··· Information supplied ···

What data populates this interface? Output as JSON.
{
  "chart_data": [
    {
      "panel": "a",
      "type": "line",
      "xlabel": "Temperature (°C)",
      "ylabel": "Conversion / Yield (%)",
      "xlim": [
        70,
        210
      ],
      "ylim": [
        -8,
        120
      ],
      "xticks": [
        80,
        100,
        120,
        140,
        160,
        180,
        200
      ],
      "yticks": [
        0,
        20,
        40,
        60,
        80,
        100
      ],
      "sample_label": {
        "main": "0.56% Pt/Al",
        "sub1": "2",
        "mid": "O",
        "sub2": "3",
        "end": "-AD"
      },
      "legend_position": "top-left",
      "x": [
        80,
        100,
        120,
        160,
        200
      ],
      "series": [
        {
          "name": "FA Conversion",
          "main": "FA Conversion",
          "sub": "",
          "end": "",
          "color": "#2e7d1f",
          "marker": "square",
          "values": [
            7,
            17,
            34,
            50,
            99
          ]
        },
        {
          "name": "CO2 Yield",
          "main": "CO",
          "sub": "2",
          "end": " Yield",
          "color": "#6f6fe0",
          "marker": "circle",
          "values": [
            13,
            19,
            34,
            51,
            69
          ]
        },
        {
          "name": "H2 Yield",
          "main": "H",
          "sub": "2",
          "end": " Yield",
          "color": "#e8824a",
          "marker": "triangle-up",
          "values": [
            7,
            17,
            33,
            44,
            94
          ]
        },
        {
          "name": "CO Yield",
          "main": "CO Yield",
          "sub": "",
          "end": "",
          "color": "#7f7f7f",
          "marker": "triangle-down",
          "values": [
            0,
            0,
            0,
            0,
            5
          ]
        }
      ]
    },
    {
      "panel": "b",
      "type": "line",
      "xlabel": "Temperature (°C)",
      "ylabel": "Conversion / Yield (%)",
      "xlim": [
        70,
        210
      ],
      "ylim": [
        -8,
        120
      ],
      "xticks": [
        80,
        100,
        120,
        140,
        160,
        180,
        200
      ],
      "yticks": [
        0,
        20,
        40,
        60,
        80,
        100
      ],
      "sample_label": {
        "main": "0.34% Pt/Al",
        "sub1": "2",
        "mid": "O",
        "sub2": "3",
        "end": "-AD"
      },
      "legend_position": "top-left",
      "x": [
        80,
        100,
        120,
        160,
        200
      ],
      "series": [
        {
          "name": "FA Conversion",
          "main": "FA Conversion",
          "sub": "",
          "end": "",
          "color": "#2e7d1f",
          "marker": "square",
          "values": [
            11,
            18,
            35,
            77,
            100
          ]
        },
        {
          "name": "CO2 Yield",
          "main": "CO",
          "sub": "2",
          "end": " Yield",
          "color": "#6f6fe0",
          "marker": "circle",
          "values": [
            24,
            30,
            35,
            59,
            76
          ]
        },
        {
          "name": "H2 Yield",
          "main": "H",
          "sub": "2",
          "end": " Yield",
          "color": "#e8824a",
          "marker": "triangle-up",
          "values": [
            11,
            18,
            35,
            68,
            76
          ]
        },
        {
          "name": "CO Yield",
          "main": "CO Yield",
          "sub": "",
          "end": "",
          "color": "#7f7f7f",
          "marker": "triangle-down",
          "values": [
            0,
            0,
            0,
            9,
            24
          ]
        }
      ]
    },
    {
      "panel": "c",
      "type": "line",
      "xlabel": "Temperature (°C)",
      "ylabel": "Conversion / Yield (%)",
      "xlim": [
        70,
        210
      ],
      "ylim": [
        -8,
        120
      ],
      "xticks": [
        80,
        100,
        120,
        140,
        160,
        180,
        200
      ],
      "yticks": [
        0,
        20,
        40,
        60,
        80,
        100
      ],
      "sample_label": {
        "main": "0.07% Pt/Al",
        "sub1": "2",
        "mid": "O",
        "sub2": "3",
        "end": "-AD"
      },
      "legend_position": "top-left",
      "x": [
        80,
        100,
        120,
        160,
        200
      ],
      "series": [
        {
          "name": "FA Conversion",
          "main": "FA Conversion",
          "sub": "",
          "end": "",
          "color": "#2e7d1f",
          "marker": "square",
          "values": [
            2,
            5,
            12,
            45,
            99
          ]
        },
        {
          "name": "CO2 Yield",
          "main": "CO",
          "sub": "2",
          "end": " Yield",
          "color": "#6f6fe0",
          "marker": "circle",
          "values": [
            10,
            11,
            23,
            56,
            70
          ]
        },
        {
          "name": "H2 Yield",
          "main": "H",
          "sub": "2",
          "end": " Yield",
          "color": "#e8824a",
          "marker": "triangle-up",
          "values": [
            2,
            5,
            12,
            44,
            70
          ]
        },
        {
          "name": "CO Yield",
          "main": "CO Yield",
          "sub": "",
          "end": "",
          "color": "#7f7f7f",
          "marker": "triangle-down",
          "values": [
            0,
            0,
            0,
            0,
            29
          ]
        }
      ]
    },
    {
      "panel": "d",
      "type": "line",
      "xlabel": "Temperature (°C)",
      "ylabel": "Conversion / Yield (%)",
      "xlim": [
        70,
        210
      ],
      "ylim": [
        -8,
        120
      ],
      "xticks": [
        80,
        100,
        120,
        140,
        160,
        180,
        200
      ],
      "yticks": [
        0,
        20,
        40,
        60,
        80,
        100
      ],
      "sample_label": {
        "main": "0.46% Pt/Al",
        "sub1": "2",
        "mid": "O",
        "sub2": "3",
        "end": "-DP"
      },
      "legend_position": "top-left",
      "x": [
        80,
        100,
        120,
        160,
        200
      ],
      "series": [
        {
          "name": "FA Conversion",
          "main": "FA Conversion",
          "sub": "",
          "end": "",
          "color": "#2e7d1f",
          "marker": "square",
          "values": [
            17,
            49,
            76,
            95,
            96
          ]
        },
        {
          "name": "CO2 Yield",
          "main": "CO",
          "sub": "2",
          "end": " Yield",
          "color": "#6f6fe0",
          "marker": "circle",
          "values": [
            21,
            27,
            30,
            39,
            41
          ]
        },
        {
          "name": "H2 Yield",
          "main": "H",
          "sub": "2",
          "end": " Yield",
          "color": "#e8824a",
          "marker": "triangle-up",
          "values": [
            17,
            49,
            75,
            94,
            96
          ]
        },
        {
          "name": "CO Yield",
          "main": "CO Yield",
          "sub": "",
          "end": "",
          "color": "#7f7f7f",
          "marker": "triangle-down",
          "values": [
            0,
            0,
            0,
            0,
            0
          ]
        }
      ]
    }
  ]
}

···

Short problem:
Write every record out again, unaltered.

Full response:
What data populates this interface? Output as JSON.
{
  "chart_data": [
    {
      "panel": "a",
      "type": "line",
      "xlabel": "Temperature (°C)",
      "ylabel": "Conversion / Yield (%)",
      "xlim": [
        70,
        210
      ],
      "ylim": [
        -8,
        120
      ],
      "xticks": [
        80,
        100,
        120,
        140,
        160,
        180,
        200
      ],
      "yticks": [
        0,
        20,
        40,
        60,
        80,
        100
      ],
      "sample_label": {
        "main": "0.56% Pt/Al",
        "sub1": "2",
        "mid": "O",
        "sub2": "3",
        "end": "-AD"
      },
      "legend_position": "top-left",
      "x": [
        80,
        100,
        120,
        160,
        200
      ],
      "series": [
        {
          "name": "FA Conversion",
          "main": "FA Conversion",
          "sub": "",
          "end": "",
          "color": "#2e7d1f",
          "marker": "square",
          "values": [
            7,
            17,
            34,
            50,
            99
          ]
        },
        {
          "name": "CO2 Yield",
          "main": "CO",
          "sub": "2",
          "end": " Yield",
          "color": "#6f6fe0",
          "marker": "circle",
          "values": [
            13,
            19,
            34,
            51,
            69
          ]
        },
        {
          "name": "H2 Yield",
          "main": "H",
          "sub": "2",
          "end": " Yield",
          "color": "#e8824a",
          "marker": "triangle-up",
          "values": [
            7,
            17,
            33,
            44,
            94
          ]
        },
        {
          "name": "CO Yield",
          "main": "CO Yield",
          "sub": "",
          "end": "",
          "color": "#7f7f7f",
          "marker": "triangle-down",
          "values": [
            0,
            0,
            0,
            0,
            5
          ]
        }
      ]
    },
    {
      "panel": "b",
      "type": "line",
      "xlabel": "Temperature (°C)",
      "ylabel": "Conversion / Yield (%)",
      "xlim": [
        70,
        210
      ],
      "ylim": [
        -8,
        120
      ],
      "xticks": [
        80,
        100,
        120,
        140,
        160,
        180,
        200
      ],
      "yticks": [
        0,
        20,
        40,
        60,
        80,
        100
      ],
      "sample_label": {
        "main": "0.34% Pt/Al",
        "sub1": "2",
        "mid": "O",
        "sub2": "3",
        "end": "-AD"
      },
      "legend_position": "top-left",
      "x": [
        80,
        100,
        120,
        160,
        200
      ],
      "series": [
        {
          "name": "FA Conversion",
          "main": "FA Conversion",
          "sub": "",
          "end": "",
          "color": "#2e7d1f",
          "marker": "square",
          "values": [
            11,
            18,
            35,
            77,
            100
          ]
        },
        {
          "name": "CO2 Yield",
          "main": "CO",
          "sub": "2",
          "end": " Yield",
          "color": "#6f6fe0",
          "marker": "circle",
          "values": [
            24,
            30,
            35,
            59,
            76
          ]
        },
        {
          "name": "H2 Yield",
          "main": "H",
          "sub": "2",
          "end": " Yield",
          "color": "#e8824a",
          "marker": "triangle-up",
          "values": [
            11,
            18,
            35,
            68,
            76
          ]
        },
        {
          "name": "CO Yield",
          "main": "CO Yield",
          "sub": "",
          "end": "",
          "color": "#7f7f7f",
          "marker": "triangle-down",
          "values": [
            0,
            0,
            0,
            9,
            24
          ]
        }
      ]
    },
    {
      "panel": "c",
      "type": "line",
      "xlabel": "Temperature (°C)",
      "ylabel": "Conversion / Yield (%)",
      "xlim": [
        70,
        210
      ],
      "ylim": [
        -8,
        120
      ],
      "xticks": [
        80,
        100,
        120,
        140,
        160,
        180,
        200
      ],
      "yticks": [
        0,
        20,
        40,
        60,
        80,
        100
      ],
      "sample_label": {
        "main": "0.07% Pt/Al",
        "sub1": "2",
        "mid": "O",
        "sub2": "3",
        "end": "-AD"
      },
      "legend_position": "top-left",
      "x": [
        80,
        100,
        120,
        160,
        200
      ],
      "series": [
        {
          "name": "FA Conversion",
          "main": "FA Conversion",
          "sub": "",
          "end": "",
          "color": "#2e7d1f",
          "marker": "square",
          "values": [
            2,
            5,
            12,
            45,
            99
          ]
        },
        {
          "name": "CO2 Yield",
          "main": "CO",
          "sub": "2",
          "end": " Yield",
          "color": "#6f6fe0",
          "marker": "circle",
          "values": [
            10,
            11,
            23,
            56,
            70
          ]
        },
        {
          "name": "H2 Yield",
          "main": "H",
          "sub": "2",
          "end": " Yield",
          "color": "#e8824a",
          "marker": "triangle-up",
          "values": [
            2,
            5,
            12,
            44,
            70
          ]
        },
        {
          "name": "CO Yield",
          "main": "CO Yield",
          "sub": "",
          "end": "",
          "color": "#7f7f7f",
          "marker": "triangle-down",
          "values": [
            0,
            0,
            0,
            0,
            29
          ]
        }
      ]
    },
    {
      "panel": "d",
      "type": "line",
      "xlabel": "Temperature (°C)",
      "ylabel": "Conversion / Yield (%)",
      "xlim": [
        70,
        210
      ],
      "ylim": [
        -8,
        120
      ],
      "xticks": [
        80,
        100,
        120,
        140,
        160,
        180,
        200
      ],
      "yticks": [
        0,
        20,
        40,
        60,
        80,
        100
      ],
      "sample_label": {
        "main": "0.46% Pt/Al",
        "sub1": "2",
        "mid": "O",
        "sub2": "3",
        "end": "-DP"
      },
      "legend_position": "top-left",
      "x": [
        80,
        100,
        120,
        160,
        200
      ],
      "series": [
        {
          "name": "FA Conversion",
          "main": "FA Conversion",
          "sub": "",
          "end": "",
          "color": "#2e7d1f",
          "marker": "square",
          "values": [
            17,
            49,
            76,
            95,
            96
          ]
        },
        {
          "name": "CO2 Yield",
          "main": "CO",
          "sub": "2",
          "end": " Yield",
          "color": "#6f6fe0",
          "marker": "circle",
          "values": [
            21,
            27,
            30,
            39,
            41
          ]
        },
        {
          "name": "H2 Yield",
          "main": "H",
          "sub": "2",
          "end": " Yield",
          "color": "#e8824a",
          "marker": "triangle-up",
          "values": [
            17,
            49,
            75,
            94,
            96
          ]
        },
        {
          "name": "CO Yield",
          "main": "CO Yield",
          "sub": "",
          "end": "",
          "color": "#7f7f7f",
          "marker": "triangle-down",
          "values": [
            0,
            0,
            0,
            0,
            0
          ]
        }
      ]
    }
  ]
}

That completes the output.